TASK STATEMENT
Reproduce the lines of the items word for word, starting with the very first line and going on through the line that contains "168, 323, 177]", including both of those lines.

[start]

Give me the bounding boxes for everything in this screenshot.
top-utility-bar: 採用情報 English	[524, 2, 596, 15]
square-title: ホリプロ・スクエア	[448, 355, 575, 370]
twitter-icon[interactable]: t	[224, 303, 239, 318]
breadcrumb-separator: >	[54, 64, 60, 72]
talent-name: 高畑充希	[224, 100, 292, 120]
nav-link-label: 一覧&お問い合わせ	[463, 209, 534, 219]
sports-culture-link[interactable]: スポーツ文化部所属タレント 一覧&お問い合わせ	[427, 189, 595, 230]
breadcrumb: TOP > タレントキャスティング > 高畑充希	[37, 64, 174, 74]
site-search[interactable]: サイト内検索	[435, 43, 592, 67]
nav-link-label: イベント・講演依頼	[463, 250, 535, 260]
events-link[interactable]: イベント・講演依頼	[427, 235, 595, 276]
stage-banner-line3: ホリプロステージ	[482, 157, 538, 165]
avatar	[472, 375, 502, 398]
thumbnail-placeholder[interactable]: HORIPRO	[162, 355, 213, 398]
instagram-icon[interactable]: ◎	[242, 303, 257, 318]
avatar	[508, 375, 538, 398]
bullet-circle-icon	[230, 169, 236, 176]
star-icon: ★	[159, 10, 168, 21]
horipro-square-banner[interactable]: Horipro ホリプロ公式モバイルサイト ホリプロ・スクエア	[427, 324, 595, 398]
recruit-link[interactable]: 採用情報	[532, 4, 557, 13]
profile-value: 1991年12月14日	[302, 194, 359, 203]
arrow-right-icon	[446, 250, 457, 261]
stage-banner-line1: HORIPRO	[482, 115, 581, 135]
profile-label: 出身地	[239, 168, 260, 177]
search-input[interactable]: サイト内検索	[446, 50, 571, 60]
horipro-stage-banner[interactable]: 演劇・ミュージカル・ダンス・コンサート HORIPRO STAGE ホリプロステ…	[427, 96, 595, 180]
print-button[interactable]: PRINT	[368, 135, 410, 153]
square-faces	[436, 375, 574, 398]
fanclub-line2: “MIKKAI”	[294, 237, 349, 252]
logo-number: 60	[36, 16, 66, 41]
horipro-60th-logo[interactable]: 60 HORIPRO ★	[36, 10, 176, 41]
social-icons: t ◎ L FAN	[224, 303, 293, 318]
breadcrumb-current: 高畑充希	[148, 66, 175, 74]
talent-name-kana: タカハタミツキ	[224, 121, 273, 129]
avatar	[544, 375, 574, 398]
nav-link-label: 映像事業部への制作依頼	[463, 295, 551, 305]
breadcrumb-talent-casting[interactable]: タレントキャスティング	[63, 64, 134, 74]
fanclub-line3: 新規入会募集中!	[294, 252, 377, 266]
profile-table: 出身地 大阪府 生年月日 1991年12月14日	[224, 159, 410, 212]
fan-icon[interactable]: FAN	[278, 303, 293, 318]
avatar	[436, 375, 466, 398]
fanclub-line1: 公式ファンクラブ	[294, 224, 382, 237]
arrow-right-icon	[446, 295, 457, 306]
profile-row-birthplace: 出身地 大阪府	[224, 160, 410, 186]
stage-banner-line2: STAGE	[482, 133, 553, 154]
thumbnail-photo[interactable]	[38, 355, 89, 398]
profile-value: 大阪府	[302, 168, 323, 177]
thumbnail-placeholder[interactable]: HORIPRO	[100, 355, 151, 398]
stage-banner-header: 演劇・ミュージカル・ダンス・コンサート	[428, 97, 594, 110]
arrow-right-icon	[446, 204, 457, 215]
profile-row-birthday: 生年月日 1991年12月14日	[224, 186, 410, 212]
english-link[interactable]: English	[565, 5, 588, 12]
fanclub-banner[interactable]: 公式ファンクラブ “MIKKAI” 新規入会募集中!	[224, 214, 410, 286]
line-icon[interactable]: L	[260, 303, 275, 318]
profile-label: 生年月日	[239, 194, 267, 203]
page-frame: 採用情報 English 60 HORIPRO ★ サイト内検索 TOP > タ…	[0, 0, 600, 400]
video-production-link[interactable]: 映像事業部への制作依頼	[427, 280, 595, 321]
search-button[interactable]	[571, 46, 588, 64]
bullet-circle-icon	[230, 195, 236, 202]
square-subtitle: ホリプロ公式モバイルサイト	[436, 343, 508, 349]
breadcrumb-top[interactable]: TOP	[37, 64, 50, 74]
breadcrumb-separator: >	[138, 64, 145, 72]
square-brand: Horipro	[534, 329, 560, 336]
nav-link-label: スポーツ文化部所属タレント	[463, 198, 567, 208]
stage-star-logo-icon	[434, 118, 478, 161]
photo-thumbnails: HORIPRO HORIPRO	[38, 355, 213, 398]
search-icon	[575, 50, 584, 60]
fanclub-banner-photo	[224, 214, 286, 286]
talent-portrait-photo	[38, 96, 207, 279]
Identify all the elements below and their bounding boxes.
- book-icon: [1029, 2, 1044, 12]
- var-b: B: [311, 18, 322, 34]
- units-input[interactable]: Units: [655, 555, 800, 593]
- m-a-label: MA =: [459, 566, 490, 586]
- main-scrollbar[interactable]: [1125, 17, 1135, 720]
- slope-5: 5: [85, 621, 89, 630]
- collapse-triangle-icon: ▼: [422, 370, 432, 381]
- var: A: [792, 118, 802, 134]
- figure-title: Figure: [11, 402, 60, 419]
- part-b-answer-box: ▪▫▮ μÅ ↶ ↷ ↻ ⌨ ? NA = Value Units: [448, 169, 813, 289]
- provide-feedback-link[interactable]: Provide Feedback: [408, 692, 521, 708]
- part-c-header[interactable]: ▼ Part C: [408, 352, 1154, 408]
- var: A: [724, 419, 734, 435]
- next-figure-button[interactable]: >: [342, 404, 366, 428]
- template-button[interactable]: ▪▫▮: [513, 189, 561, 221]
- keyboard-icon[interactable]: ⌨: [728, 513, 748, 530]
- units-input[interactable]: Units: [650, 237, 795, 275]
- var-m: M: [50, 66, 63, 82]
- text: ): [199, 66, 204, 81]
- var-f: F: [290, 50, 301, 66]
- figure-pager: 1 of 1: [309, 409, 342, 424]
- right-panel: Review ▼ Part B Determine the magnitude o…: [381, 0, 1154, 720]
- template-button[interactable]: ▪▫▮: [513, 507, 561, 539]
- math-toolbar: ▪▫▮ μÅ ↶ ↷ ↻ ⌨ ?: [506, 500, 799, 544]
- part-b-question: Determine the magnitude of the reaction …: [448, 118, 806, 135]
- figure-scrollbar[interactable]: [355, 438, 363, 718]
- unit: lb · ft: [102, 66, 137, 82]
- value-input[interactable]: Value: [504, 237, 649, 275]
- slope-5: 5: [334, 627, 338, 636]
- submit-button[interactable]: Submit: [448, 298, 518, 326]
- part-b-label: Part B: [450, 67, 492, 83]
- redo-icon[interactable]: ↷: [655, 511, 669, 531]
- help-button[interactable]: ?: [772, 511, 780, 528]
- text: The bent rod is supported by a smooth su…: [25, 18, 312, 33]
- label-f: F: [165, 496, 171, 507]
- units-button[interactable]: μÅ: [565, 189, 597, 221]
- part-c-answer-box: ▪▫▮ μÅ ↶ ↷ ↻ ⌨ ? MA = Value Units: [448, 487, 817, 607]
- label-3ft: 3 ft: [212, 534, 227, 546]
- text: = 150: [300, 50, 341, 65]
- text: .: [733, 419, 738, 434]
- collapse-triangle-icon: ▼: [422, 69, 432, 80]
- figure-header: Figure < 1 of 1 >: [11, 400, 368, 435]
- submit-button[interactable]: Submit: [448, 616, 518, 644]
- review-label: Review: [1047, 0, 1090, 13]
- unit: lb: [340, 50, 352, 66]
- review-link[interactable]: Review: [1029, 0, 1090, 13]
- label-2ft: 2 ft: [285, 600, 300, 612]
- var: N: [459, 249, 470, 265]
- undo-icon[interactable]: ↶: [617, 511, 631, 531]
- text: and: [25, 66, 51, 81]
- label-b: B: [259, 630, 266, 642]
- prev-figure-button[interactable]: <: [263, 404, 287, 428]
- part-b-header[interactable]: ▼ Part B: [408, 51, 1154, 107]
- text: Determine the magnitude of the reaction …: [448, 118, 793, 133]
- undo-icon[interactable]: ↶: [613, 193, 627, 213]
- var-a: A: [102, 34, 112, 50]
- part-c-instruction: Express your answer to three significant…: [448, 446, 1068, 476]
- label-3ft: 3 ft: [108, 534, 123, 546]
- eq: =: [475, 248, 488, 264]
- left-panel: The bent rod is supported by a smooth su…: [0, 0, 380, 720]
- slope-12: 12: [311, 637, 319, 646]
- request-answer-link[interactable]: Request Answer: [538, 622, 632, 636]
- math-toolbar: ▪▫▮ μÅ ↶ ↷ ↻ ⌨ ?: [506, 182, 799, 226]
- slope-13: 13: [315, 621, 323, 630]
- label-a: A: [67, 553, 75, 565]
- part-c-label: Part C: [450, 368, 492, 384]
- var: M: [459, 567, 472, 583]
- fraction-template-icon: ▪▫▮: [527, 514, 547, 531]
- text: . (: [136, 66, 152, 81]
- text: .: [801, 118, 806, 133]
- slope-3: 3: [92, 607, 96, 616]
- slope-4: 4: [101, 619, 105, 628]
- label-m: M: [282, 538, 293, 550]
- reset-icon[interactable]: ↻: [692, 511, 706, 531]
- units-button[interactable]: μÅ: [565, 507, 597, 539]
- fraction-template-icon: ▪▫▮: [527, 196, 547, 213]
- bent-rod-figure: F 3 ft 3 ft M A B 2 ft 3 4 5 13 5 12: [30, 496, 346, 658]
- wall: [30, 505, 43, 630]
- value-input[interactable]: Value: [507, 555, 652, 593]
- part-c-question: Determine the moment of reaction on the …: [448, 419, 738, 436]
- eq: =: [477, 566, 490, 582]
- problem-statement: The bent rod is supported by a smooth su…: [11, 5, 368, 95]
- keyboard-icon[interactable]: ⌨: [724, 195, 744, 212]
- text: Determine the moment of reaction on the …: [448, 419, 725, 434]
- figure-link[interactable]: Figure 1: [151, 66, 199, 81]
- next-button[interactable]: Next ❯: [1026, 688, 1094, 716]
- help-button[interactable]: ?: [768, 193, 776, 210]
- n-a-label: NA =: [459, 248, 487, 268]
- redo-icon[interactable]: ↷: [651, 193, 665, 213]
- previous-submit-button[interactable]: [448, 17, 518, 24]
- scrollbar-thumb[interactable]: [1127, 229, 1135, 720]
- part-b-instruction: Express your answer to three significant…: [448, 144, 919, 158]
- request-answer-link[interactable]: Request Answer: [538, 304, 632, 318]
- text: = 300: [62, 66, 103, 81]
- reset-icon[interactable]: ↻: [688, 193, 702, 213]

[end]

TASK ANSWER
Give me the bounding boxes for everything in this screenshot.
top-utility-bar: 採用情報 English	[524, 2, 596, 15]
square-title: ホリプロ・スクエア	[448, 355, 575, 370]
twitter-icon[interactable]: t	[224, 303, 239, 318]
breadcrumb-separator: >	[54, 64, 60, 72]
talent-name: 高畑充希	[224, 100, 292, 120]
nav-link-label: 一覧&お問い合わせ	[463, 209, 534, 219]
sports-culture-link[interactable]: スポーツ文化部所属タレント 一覧&お問い合わせ	[427, 189, 595, 230]
breadcrumb: TOP > タレントキャスティング > 高畑充希	[37, 64, 174, 74]
site-search[interactable]: サイト内検索	[435, 43, 592, 67]
nav-link-label: イベント・講演依頼	[463, 250, 535, 260]
events-link[interactable]: イベント・講演依頼	[427, 235, 595, 276]
stage-banner-line3: ホリプロステージ	[482, 157, 538, 165]
avatar	[472, 375, 502, 398]
thumbnail-placeholder[interactable]: HORIPRO	[162, 355, 213, 398]
instagram-icon[interactable]: ◎	[242, 303, 257, 318]
avatar	[508, 375, 538, 398]
bullet-circle-icon	[230, 169, 236, 176]
star-icon: ★	[159, 10, 168, 21]
horipro-square-banner[interactable]: Horipro ホリプロ公式モバイルサイト ホリプロ・スクエア	[427, 324, 595, 398]
recruit-link[interactable]: 採用情報	[532, 4, 557, 13]
profile-value: 1991年12月14日	[302, 194, 359, 203]
arrow-right-icon	[446, 250, 457, 261]
stage-banner-line1: HORIPRO	[482, 115, 581, 135]
profile-label: 出身地	[239, 168, 260, 177]
search-input[interactable]: サイト内検索	[446, 50, 571, 60]
horipro-stage-banner[interactable]: 演劇・ミュージカル・ダンス・コンサート HORIPRO STAGE ホリプロステ…	[427, 96, 595, 180]
print-button[interactable]: PRINT	[368, 135, 410, 153]
square-faces	[436, 375, 574, 398]
fanclub-line2: “MIKKAI”	[294, 237, 349, 252]
logo-number: 60	[36, 16, 66, 41]
horipro-60th-logo[interactable]: 60 HORIPRO ★	[36, 10, 176, 41]
social-icons: t ◎ L FAN	[224, 303, 293, 318]
breadcrumb-current: 高畑充希	[148, 66, 175, 74]
talent-name-kana: タカハタミツキ	[224, 121, 273, 129]
avatar	[544, 375, 574, 398]
nav-link-label: 映像事業部への制作依頼	[463, 295, 551, 305]
breadcrumb-talent-casting[interactable]: タレントキャスティング	[63, 64, 134, 74]
fanclub-line3: 新規入会募集中!	[294, 252, 377, 266]
profile-table: 出身地 大阪府 生年月日 1991年12月14日	[224, 159, 410, 212]
fan-icon[interactable]: FAN	[278, 303, 293, 318]
avatar	[436, 375, 466, 398]
fanclub-line1: 公式ファンクラブ	[294, 224, 382, 237]
arrow-right-icon	[446, 295, 457, 306]
profile-row-birthplace: 出身地 大阪府	[224, 160, 410, 186]
stage-banner-line2: STAGE	[482, 133, 553, 154]
thumbnail-photo[interactable]	[38, 355, 89, 398]
profile-value: 大阪府	[302, 168, 323, 177]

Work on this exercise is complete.